#### GOAL OF THE EXERCISE:
In your copy, leave out the pictures; write out all the data exactly.

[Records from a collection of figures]
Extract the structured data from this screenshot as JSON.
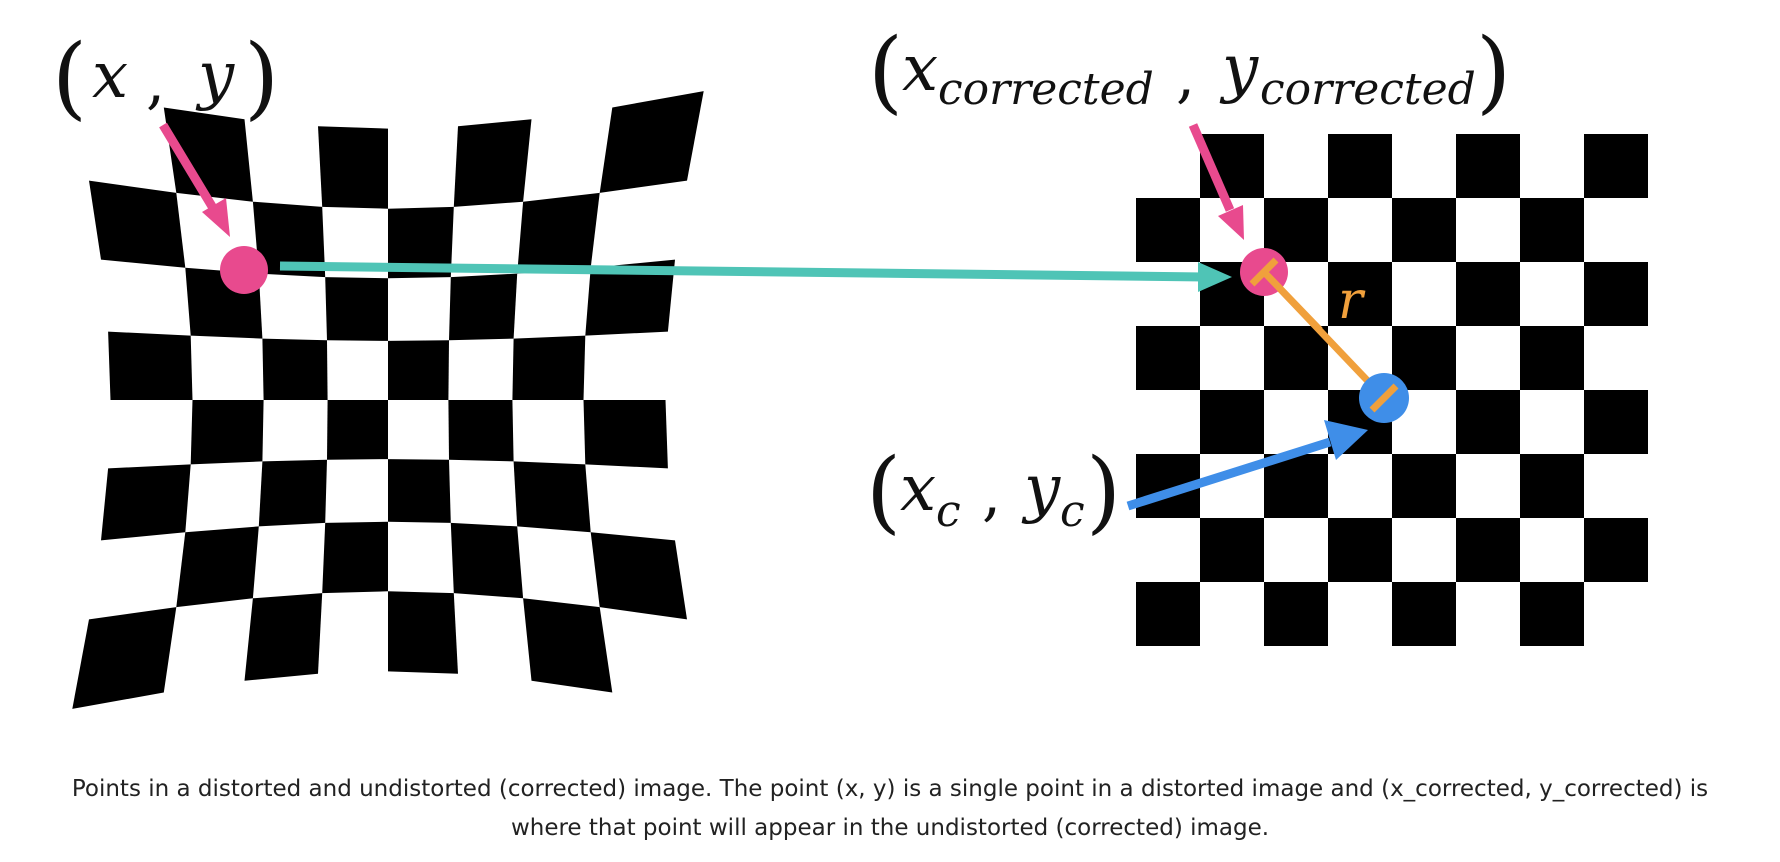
{
  "labels": {
    "distorted_point": {
      "open": "(",
      "x": "x",
      "sep": ",",
      "y": "y",
      "close": ")"
    },
    "corrected_point": {
      "open": "(",
      "x": "x",
      "x_sub": "corrected",
      "sep": ",",
      "y": "y",
      "y_sub": "corrected",
      "close": ")"
    },
    "center_point": {
      "open": "(",
      "x": "x",
      "x_sub": "c",
      "sep": ",",
      "y": "y",
      "y_sub": "c",
      "close": ")"
    },
    "radius": "r"
  },
  "caption_lines": [
    "Points in a distorted and undistorted (corrected) image. The point (x, y) is a single point in a distorted image and (x_corrected, y_corrected) is",
    "where that point will appear in the undistorted (corrected) image."
  ],
  "colors": {
    "point_pink": "#e84a8e",
    "arrow_teal": "#4fc4b6",
    "center_blue": "#3f8ee8",
    "radius_orange": "#f0a03c"
  }
}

#### CORRECT RESPONSE:
Extract the structured data from this screenshot as JSON.
{
  "labels": {
    "distorted_point": {
      "open": "(",
      "x": "x",
      "sep": ",",
      "y": "y",
      "close": ")"
    },
    "corrected_point": {
      "open": "(",
      "x": "x",
      "x_sub": "corrected",
      "sep": ",",
      "y": "y",
      "y_sub": "corrected",
      "close": ")"
    },
    "center_point": {
      "open": "(",
      "x": "x",
      "x_sub": "c",
      "sep": ",",
      "y": "y",
      "y_sub": "c",
      "close": ")"
    },
    "radius": "r"
  },
  "caption_lines": [
    "Points in a distorted and undistorted (corrected) image. The point (x, y) is a single point in a distorted image and (x_corrected, y_corrected) is",
    "where that point will appear in the undistorted (corrected) image."
  ],
  "colors": {
    "point_pink": "#e84a8e",
    "arrow_teal": "#4fc4b6",
    "center_blue": "#3f8ee8",
    "radius_orange": "#f0a03c"
  }
}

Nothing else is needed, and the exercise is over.